**Source records**.
_ _ _ _ _
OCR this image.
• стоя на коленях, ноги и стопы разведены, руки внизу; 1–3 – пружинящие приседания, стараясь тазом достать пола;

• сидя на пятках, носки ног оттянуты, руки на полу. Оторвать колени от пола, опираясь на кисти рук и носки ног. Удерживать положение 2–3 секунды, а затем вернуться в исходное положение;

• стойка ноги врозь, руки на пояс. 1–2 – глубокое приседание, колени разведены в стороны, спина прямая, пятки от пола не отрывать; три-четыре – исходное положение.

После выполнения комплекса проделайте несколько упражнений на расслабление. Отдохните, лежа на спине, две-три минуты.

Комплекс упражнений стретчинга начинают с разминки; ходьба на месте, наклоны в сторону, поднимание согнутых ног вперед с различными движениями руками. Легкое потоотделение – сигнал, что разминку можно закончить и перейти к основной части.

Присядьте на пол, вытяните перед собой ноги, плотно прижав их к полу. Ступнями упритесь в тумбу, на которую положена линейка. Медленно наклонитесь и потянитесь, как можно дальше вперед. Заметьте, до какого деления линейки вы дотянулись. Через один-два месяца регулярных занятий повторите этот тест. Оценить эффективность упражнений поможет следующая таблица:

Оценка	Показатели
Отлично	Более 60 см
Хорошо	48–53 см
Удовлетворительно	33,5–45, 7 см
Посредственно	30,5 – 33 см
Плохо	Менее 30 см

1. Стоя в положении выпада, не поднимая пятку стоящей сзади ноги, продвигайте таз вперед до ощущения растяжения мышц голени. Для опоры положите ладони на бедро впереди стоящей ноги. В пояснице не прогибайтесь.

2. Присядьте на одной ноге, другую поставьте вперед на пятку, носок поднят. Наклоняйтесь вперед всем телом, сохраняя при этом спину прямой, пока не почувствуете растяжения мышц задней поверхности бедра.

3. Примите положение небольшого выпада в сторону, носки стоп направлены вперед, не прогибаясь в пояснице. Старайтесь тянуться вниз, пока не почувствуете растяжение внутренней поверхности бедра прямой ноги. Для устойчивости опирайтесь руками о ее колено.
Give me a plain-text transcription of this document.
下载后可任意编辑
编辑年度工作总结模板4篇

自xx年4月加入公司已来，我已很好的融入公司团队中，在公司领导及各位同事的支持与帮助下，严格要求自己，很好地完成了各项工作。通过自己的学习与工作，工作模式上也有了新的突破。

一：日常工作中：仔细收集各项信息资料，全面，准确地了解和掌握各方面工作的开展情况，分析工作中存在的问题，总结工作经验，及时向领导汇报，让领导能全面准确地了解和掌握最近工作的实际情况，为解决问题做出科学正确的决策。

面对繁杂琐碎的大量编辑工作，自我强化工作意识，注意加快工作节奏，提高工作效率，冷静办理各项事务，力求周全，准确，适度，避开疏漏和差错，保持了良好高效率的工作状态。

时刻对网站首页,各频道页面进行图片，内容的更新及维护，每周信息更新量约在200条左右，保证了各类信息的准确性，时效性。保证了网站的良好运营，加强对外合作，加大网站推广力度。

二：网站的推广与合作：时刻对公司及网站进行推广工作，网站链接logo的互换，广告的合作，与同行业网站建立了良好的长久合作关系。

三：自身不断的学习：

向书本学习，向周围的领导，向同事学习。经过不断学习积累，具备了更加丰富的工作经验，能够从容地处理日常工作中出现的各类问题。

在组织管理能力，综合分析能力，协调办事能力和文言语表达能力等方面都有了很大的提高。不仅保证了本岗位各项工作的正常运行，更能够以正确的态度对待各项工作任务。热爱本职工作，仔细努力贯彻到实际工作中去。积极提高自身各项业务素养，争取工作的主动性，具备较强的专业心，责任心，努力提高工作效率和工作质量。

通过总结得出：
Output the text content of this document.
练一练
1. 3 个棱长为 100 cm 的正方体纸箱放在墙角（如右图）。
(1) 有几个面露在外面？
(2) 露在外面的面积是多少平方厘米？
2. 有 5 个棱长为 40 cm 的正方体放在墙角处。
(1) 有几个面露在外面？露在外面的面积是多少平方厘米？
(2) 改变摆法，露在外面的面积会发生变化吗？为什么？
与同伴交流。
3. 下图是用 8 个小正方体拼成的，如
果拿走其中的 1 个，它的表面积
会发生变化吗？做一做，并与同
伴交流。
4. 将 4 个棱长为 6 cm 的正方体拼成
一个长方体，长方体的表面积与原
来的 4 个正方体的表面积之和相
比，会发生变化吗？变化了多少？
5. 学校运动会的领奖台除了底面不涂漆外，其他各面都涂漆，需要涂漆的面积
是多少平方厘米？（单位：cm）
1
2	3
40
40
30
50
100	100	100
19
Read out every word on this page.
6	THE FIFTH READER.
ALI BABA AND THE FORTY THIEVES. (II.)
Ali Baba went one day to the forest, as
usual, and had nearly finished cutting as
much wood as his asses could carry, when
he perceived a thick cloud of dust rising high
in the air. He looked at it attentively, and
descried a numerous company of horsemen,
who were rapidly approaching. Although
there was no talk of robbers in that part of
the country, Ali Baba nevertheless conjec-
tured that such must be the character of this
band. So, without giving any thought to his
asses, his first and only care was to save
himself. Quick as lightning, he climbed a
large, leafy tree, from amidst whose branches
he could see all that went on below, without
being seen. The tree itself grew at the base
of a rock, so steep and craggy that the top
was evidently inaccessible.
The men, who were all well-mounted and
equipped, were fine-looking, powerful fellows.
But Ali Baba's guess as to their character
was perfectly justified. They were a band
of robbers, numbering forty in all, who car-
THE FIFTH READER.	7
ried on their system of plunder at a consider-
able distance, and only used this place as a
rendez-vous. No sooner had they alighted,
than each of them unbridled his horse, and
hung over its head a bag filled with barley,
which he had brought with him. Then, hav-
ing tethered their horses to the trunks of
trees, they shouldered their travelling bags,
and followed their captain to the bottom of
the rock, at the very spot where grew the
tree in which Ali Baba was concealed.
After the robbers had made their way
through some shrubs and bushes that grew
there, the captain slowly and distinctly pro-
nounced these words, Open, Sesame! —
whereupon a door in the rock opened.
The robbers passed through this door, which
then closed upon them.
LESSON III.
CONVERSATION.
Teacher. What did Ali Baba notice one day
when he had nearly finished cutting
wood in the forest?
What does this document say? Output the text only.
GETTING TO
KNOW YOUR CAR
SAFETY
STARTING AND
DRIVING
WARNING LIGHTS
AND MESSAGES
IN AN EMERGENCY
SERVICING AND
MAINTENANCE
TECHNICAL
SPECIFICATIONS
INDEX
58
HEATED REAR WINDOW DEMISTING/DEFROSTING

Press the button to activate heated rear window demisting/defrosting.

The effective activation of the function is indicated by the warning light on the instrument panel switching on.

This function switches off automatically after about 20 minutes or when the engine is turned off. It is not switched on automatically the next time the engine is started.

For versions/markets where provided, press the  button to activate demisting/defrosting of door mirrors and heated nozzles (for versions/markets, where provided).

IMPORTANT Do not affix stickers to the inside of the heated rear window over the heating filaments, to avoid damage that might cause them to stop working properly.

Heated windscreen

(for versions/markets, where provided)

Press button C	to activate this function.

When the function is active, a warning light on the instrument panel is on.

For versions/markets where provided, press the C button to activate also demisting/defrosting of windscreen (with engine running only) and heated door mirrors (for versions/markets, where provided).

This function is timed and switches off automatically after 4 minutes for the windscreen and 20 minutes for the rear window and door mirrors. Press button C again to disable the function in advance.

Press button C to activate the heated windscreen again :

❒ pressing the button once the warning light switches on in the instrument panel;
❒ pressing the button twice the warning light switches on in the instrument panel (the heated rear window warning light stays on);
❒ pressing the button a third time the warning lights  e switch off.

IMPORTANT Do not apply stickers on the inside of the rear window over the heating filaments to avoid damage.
_ _ _ _ _
**Given request**. Write the material out again word for word.

**Answer**.
OCR this image.
• стоя на коленях, ноги и стопы разведены, руки внизу; 1–3 – пружинящие приседания, стараясь тазом достать пола;

• сидя на пятках, носки ног оттянуты, руки на полу. Оторвать колени от пола, опираясь на кисти рук и носки ног. Удерживать положение 2–3 секунды, а затем вернуться в исходное положение;

• стойка ноги врозь, руки на пояс. 1–2 – глубокое приседание, колени разведены в стороны, спина прямая, пятки от пола не отрывать; три-четыре – исходное положение.

После выполнения комплекса проделайте несколько упражнений на расслабление. Отдохните, лежа на спине, две-три минуты.

Комплекс упражнений стретчинга начинают с разминки; ходьба на месте, наклоны в сторону, поднимание согнутых ног вперед с различными движениями руками. Легкое потоотделение – сигнал, что разминку можно закончить и перейти к основной части.

Присядьте на пол, вытяните перед собой ноги, плотно прижав их к полу. Ступнями упритесь в тумбу, на которую положена линейка. Медленно наклонитесь и потянитесь, как можно дальше вперед. Заметьте, до какого деления линейки вы дотянулись. Через один-два месяца регулярных занятий повторите этот тест. Оценить эффективность упражнений поможет следующая таблица:

Оценка	Показатели
Отлично	Более 60 см
Хорошо	48–53 см
Удовлетворительно	33,5–45, 7 см
Посредственно	30,5 – 33 см
Плохо	Менее 30 см

1. Стоя в положении выпада, не поднимая пятку стоящей сзади ноги, продвигайте таз вперед до ощущения растяжения мышц голени. Для опоры положите ладони на бедро впереди стоящей ноги. В пояснице не прогибайтесь.

2. Присядьте на одной ноге, другую поставьте вперед на пятку, носок поднят. Наклоняйтесь вперед всем телом, сохраняя при этом спину прямой, пока не почувствуете растяжения мышц задней поверхности бедра.

3. Примите положение небольшого выпада в сторону, носки стоп направлены вперед, не прогибаясь в пояснице. Старайтесь тянуться вниз, пока не почувствуете растяжение внутренней поверхности бедра прямой ноги. Для устойчивости опирайтесь руками о ее колено.
Give me a plain-text transcription of this document.
下载后可任意编辑
编辑年度工作总结模板4篇

自xx年4月加入公司已来，我已很好的融入公司团队中，在公司领导及各位同事的支持与帮助下，严格要求自己，很好地完成了各项工作。通过自己的学习与工作，工作模式上也有了新的突破。

一：日常工作中：仔细收集各项信息资料，全面，准确地了解和掌握各方面工作的开展情况，分析工作中存在的问题，总结工作经验，及时向领导汇报，让领导能全面准确地了解和掌握最近工作的实际情况，为解决问题做出科学正确的决策。

面对繁杂琐碎的大量编辑工作，自我强化工作意识，注意加快工作节奏，提高工作效率，冷静办理各项事务，力求周全，准确，适度，避开疏漏和差错，保持了良好高效率的工作状态。

时刻对网站首页,各频道页面进行图片，内容的更新及维护，每周信息更新量约在200条左右，保证了各类信息的准确性，时效性。保证了网站的良好运营，加强对外合作，加大网站推广力度。

二：网站的推广与合作：时刻对公司及网站进行推广工作，网站链接logo的互换，广告的合作，与同行业网站建立了良好的长久合作关系。

三：自身不断的学习：

向书本学习，向周围的领导，向同事学习。经过不断学习积累，具备了更加丰富的工作经验，能够从容地处理日常工作中出现的各类问题。

在组织管理能力，综合分析能力，协调办事能力和文言语表达能力等方面都有了很大的提高。不仅保证了本岗位各项工作的正常运行，更能够以正确的态度对待各项工作任务。热爱本职工作，仔细努力贯彻到实际工作中去。积极提高自身各项业务素养，争取工作的主动性，具备较强的专业心，责任心，努力提高工作效率和工作质量。

通过总结得出：
Output the text content of this document.
练一练
1. 3 个棱长为 100 cm 的正方体纸箱放在墙角（如右图）。
(1) 有几个面露在外面？
(2) 露在外面的面积是多少平方厘米？
2. 有 5 个棱长为 40 cm 的正方体放在墙角处。
(1) 有几个面露在外面？露在外面的面积是多少平方厘米？
(2) 改变摆法，露在外面的面积会发生变化吗？为什么？
与同伴交流。
3. 下图是用 8 个小正方体拼成的，如
果拿走其中的 1 个，它的表面积
会发生变化吗？做一做，并与同
伴交流。
4. 将 4 个棱长为 6 cm 的正方体拼成
一个长方体，长方体的表面积与原
来的 4 个正方体的表面积之和相
比，会发生变化吗？变化了多少？
5. 学校运动会的领奖台除了底面不涂漆外，其他各面都涂漆，需要涂漆的面积
是多少平方厘米？（单位：cm）
1
2	3
40
40
30
50
100	100	100
19
Read out every word on this page.
6	THE FIFTH READER.
ALI BABA AND THE FORTY THIEVES. (II.)
Ali Baba went one day to the forest, as
usual, and had nearly finished cutting as
much wood as his asses could carry, when
he perceived a thick cloud of dust rising high
in the air. He looked at it attentively, and
descried a numerous company of horsemen,
who were rapidly approaching. Although
there was no talk of robbers in that part of
the country, Ali Baba nevertheless conjec-
tured that such must be the character of this
band. So, without giving any thought to his
asses, his first and only care was to save
himself. Quick as lightning, he climbed a
large, leafy tree, from amidst whose branches
he could see all that went on below, without
being seen. The tree itself grew at the base
of a rock, so steep and craggy that the top
was evidently inaccessible.
The men, who were all well-mounted and
equipped, were fine-looking, powerful fellows.
But Ali Baba's guess as to their character
was perfectly justified. They were a band
of robbers, numbering forty in all, who car-
THE FIFTH READER.	7
ried on their system of plunder at a consider-
able distance, and only used this place as a
rendez-vous. No sooner had they alighted,
than each of them unbridled his horse, and
hung over its head a bag filled with barley,
which he had brought with him. Then, hav-
ing tethered their horses to the trunks of
trees, they shouldered their travelling bags,
and followed their captain to the bottom of
the rock, at the very spot where grew the
tree in which Ali Baba was concealed.
After the robbers had made their way
through some shrubs and bushes that grew
there, the captain slowly and distinctly pro-
nounced these words, Open, Sesame! —
whereupon a door in the rock opened.
The robbers passed through this door, which
then closed upon them.
LESSON III.
CONVERSATION.
Teacher. What did Ali Baba notice one day
when he had nearly finished cutting
wood in the forest?
What does this document say? Output the text only.
GETTING TO
KNOW YOUR CAR
SAFETY
STARTING AND
DRIVING
WARNING LIGHTS
AND MESSAGES
IN AN EMERGENCY
SERVICING AND
MAINTENANCE
TECHNICAL
SPECIFICATIONS
INDEX
58
HEATED REAR WINDOW DEMISTING/DEFROSTING

Press the button to activate heated rear window demisting/defrosting.

The effective activation of the function is indicated by the warning light on the instrument panel switching on.

This function switches off automatically after about 20 minutes or when the engine is turned off. It is not switched on automatically the next time the engine is started.

For versions/markets where provided, press the  button to activate demisting/defrosting of door mirrors and heated nozzles (for versions/markets, where provided).

IMPORTANT Do not affix stickers to the inside of the heated rear window over the heating filaments, to avoid damage that might cause them to stop working properly.

Heated windscreen

(for versions/markets, where provided)

Press button C	to activate this function.

When the function is active, a warning light on the instrument panel is on.

For versions/markets where provided, press the C button to activate also demisting/defrosting of windscreen (with engine running only) and heated door mirrors (for versions/markets, where provided).

This function is timed and switches off automatically after 4 minutes for the windscreen and 20 minutes for the rear window and door mirrors. Press button C again to disable the function in advance.

Press button C to activate the heated windscreen again :

❒ pressing the button once the warning light switches on in the instrument panel;
❒ pressing the button twice the warning light switches on in the instrument panel (the heated rear window warning light stays on);
❒ pressing the button a third time the warning lights  e switch off.

IMPORTANT Do not apply stickers on the inside of the rear window over the heating filaments to avoid damage.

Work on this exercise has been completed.